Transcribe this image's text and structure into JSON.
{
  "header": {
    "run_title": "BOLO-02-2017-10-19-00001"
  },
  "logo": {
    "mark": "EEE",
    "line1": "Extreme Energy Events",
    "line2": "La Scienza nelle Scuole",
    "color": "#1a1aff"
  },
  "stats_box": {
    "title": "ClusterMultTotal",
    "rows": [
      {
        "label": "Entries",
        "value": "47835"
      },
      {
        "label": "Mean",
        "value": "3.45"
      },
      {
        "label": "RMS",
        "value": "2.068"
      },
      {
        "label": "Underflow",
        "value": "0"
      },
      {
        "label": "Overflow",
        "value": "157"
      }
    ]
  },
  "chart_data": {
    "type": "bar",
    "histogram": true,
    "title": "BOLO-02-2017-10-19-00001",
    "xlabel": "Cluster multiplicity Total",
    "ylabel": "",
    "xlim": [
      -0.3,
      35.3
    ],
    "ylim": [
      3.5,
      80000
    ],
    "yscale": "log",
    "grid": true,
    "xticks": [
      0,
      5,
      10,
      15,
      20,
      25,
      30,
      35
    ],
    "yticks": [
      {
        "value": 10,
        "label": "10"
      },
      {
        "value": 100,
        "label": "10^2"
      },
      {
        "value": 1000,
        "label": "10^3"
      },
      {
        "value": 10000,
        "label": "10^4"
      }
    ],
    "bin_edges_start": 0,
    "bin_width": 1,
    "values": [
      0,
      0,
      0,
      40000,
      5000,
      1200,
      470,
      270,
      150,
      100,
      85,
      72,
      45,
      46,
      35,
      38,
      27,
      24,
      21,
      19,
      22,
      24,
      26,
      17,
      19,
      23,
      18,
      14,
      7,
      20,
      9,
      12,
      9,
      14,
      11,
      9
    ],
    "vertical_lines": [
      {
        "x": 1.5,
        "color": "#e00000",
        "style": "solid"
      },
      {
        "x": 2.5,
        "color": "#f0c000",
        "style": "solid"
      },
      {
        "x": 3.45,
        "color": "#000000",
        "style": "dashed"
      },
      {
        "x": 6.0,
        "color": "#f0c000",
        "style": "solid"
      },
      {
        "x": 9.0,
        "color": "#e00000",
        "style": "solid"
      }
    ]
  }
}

+++++

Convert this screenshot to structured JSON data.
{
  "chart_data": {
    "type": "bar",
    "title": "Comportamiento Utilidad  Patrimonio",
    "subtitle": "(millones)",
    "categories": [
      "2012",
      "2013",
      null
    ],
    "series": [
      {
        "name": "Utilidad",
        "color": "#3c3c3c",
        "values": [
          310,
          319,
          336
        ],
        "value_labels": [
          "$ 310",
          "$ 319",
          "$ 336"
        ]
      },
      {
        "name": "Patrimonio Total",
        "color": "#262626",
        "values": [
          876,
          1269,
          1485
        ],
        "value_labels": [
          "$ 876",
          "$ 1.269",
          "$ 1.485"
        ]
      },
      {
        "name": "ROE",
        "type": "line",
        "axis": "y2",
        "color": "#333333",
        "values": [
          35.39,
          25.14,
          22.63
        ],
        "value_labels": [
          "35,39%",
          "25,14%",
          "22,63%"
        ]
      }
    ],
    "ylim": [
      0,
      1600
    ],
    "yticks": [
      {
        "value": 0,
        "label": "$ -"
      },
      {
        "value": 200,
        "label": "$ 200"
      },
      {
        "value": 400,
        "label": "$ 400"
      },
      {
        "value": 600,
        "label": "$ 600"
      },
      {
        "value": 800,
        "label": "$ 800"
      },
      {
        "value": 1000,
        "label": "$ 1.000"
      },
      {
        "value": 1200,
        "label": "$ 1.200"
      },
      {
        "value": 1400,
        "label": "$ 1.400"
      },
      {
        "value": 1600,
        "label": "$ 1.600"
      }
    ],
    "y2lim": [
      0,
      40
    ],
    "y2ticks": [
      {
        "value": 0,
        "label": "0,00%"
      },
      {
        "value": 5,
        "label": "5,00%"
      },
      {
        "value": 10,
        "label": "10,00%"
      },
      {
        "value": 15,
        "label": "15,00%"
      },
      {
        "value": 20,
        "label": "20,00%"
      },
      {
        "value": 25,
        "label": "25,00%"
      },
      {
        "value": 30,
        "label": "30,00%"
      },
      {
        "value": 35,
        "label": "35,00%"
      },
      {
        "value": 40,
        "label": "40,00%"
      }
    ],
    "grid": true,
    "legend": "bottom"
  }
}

+++++

Set task — Show the lines of the records that contain the word "color".

The solution —
    "color": "#1a1aff"
        "color": "#e00000",
        "color": "#f0c000",
        "color": "#000000",
        "color": "#f0c000",
        "color": "#e00000",
        "color": "#3c3c3c",
        "color": "#262626",
        "color": "#333333",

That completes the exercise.